▶ _Exercise goal_
Write out the listing beneath this instruction in its entirety, exactly as it reads.

===== Entries shown

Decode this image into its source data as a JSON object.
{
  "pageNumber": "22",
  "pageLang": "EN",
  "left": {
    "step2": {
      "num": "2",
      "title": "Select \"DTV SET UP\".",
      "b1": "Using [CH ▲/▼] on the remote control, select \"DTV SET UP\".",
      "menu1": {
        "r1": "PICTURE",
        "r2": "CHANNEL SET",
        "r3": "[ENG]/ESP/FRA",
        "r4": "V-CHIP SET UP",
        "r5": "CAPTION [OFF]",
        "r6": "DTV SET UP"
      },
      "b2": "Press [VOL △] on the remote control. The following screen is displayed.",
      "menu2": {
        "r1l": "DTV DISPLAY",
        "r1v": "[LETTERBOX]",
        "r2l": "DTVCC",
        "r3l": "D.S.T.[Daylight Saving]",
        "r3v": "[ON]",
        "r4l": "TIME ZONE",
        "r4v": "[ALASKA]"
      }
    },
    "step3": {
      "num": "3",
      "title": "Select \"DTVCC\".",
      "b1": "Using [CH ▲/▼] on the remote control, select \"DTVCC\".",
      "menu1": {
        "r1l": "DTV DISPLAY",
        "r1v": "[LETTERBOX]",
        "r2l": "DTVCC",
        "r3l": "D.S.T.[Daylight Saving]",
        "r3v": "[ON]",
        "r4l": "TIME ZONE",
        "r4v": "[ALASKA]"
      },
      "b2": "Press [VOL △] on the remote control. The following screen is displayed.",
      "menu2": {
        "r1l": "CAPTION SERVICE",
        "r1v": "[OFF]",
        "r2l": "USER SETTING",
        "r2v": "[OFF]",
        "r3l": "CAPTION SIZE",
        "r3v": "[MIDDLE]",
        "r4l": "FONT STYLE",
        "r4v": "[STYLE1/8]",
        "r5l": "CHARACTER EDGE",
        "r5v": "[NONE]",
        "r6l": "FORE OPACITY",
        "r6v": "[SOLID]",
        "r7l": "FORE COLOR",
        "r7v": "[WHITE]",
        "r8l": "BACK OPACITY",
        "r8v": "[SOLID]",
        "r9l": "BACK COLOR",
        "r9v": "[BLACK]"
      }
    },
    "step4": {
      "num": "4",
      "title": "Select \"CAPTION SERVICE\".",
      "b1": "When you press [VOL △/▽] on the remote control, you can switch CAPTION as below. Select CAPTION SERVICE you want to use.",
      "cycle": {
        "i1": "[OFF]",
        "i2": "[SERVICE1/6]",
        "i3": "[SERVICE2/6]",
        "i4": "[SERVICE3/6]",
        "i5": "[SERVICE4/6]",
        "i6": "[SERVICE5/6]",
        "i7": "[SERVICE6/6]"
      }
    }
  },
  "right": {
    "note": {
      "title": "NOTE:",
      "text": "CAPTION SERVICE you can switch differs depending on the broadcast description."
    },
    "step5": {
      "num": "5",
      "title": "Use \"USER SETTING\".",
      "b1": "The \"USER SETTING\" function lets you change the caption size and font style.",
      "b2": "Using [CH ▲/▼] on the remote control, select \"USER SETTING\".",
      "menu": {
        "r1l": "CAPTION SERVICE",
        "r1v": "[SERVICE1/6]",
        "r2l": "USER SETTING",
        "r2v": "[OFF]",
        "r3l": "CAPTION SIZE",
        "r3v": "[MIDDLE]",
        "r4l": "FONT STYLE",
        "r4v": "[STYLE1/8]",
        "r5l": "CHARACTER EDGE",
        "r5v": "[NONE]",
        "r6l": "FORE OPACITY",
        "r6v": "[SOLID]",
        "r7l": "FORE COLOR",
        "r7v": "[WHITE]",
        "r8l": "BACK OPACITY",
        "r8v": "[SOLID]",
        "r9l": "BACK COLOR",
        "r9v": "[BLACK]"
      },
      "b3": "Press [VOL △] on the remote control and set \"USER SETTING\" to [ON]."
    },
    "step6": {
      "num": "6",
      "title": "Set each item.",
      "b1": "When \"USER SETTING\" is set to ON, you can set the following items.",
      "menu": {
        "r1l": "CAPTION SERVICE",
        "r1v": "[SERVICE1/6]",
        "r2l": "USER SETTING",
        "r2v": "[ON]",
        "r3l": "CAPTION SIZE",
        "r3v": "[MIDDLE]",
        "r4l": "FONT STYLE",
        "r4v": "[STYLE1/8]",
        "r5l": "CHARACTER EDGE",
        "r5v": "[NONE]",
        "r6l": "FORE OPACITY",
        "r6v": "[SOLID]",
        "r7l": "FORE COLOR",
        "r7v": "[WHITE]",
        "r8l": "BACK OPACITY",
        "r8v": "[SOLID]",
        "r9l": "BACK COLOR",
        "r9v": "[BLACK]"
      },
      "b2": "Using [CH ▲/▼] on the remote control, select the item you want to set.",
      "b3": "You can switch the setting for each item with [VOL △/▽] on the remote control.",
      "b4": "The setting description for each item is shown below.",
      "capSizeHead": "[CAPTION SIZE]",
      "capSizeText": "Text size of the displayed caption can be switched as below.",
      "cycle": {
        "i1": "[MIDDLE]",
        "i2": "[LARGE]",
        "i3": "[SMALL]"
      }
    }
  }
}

==========

▶ _Answer to the task_
Decode this image into its source data as a JSON object.
{
  "pageNumber": "22",
  "pageLang": "EN",
  "left": {
    "step2": {
      "num": "2",
      "title": "Select \"DTV SET UP\".",
      "b1": "Using [CH ▲/▼] on the remote control, select \"DTV SET UP\".",
      "menu1": {
        "r1": "PICTURE",
        "r2": "CHANNEL SET",
        "r3": "[ENG]/ESP/FRA",
        "r4": "V-CHIP SET UP",
        "r5": "CAPTION [OFF]",
        "r6": "DTV SET UP"
      },
      "b2": "Press [VOL △] on the remote control. The following screen is displayed.",
      "menu2": {
        "r1l": "DTV DISPLAY",
        "r1v": "[LETTERBOX]",
        "r2l": "DTVCC",
        "r3l": "D.S.T.[Daylight Saving]",
        "r3v": "[ON]",
        "r4l": "TIME ZONE",
        "r4v": "[ALASKA]"
      }
    },
    "step3": {
      "num": "3",
      "title": "Select \"DTVCC\".",
      "b1": "Using [CH ▲/▼] on the remote control, select \"DTVCC\".",
      "menu1": {
        "r1l": "DTV DISPLAY",
        "r1v": "[LETTERBOX]",
        "r2l": "DTVCC",
        "r3l": "D.S.T.[Daylight Saving]",
        "r3v": "[ON]",
        "r4l": "TIME ZONE",
        "r4v": "[ALASKA]"
      },
      "b2": "Press [VOL △] on the remote control. The following screen is displayed.",
      "menu2": {
        "r1l": "CAPTION SERVICE",
        "r1v": "[OFF]",
        "r2l": "USER SETTING",
        "r2v": "[OFF]",
        "r3l": "CAPTION SIZE",
        "r3v": "[MIDDLE]",
        "r4l": "FONT STYLE",
        "r4v": "[STYLE1/8]",
        "r5l": "CHARACTER EDGE",
        "r5v": "[NONE]",
        "r6l": "FORE OPACITY",
        "r6v": "[SOLID]",
        "r7l": "FORE COLOR",
        "r7v": "[WHITE]",
        "r8l": "BACK OPACITY",
        "r8v": "[SOLID]",
        "r9l": "BACK COLOR",
        "r9v": "[BLACK]"
      }
    },
    "step4": {
      "num": "4",
      "title": "Select \"CAPTION SERVICE\".",
      "b1": "When you press [VOL △/▽] on the remote control, you can switch CAPTION as below. Select CAPTION SERVICE you want to use.",
      "cycle": {
        "i1": "[OFF]",
        "i2": "[SERVICE1/6]",
        "i3": "[SERVICE2/6]",
        "i4": "[SERVICE3/6]",
        "i5": "[SERVICE4/6]",
        "i6": "[SERVICE5/6]",
        "i7": "[SERVICE6/6]"
      }
    }
  },
  "right": {
    "note": {
      "title": "NOTE:",
      "text": "CAPTION SERVICE you can switch differs depending on the broadcast description."
    },
    "step5": {
      "num": "5",
      "title": "Use \"USER SETTING\".",
      "b1": "The \"USER SETTING\" function lets you change the caption size and font style.",
      "b2": "Using [CH ▲/▼] on the remote control, select \"USER SETTING\".",
      "menu": {
        "r1l": "CAPTION SERVICE",
        "r1v": "[SERVICE1/6]",
        "r2l": "USER SETTING",
        "r2v": "[OFF]",
        "r3l": "CAPTION SIZE",
        "r3v": "[MIDDLE]",
        "r4l": "FONT STYLE",
        "r4v": "[STYLE1/8]",
        "r5l": "CHARACTER EDGE",
        "r5v": "[NONE]",
        "r6l": "FORE OPACITY",
        "r6v": "[SOLID]",
        "r7l": "FORE COLOR",
        "r7v": "[WHITE]",
        "r8l": "BACK OPACITY",
        "r8v": "[SOLID]",
        "r9l": "BACK COLOR",
        "r9v": "[BLACK]"
      },
      "b3": "Press [VOL △] on the remote control and set \"USER SETTING\" to [ON]."
    },
    "step6": {
      "num": "6",
      "title": "Set each item.",
      "b1": "When \"USER SETTING\" is set to ON, you can set the following items.",
      "menu": {
        "r1l": "CAPTION SERVICE",
        "r1v": "[SERVICE1/6]",
        "r2l": "USER SETTING",
        "r2v": "[ON]",
        "r3l": "CAPTION SIZE",
        "r3v": "[MIDDLE]",
        "r4l": "FONT STYLE",
        "r4v": "[STYLE1/8]",
        "r5l": "CHARACTER EDGE",
        "r5v": "[NONE]",
        "r6l": "FORE OPACITY",
        "r6v": "[SOLID]",
        "r7l": "FORE COLOR",
        "r7v": "[WHITE]",
        "r8l": "BACK OPACITY",
        "r8v": "[SOLID]",
        "r9l": "BACK COLOR",
        "r9v": "[BLACK]"
      },
      "b2": "Using [CH ▲/▼] on the remote control, select the item you want to set.",
      "b3": "You can switch the setting for each item with [VOL △/▽] on the remote control.",
      "b4": "The setting description for each item is shown below.",
      "capSizeHead": "[CAPTION SIZE]",
      "capSizeText": "Text size of the displayed caption can be switched as below.",
      "cycle": {
        "i1": "[MIDDLE]",
        "i2": "[LARGE]",
        "i3": "[SMALL]"
      }
    }
  }
}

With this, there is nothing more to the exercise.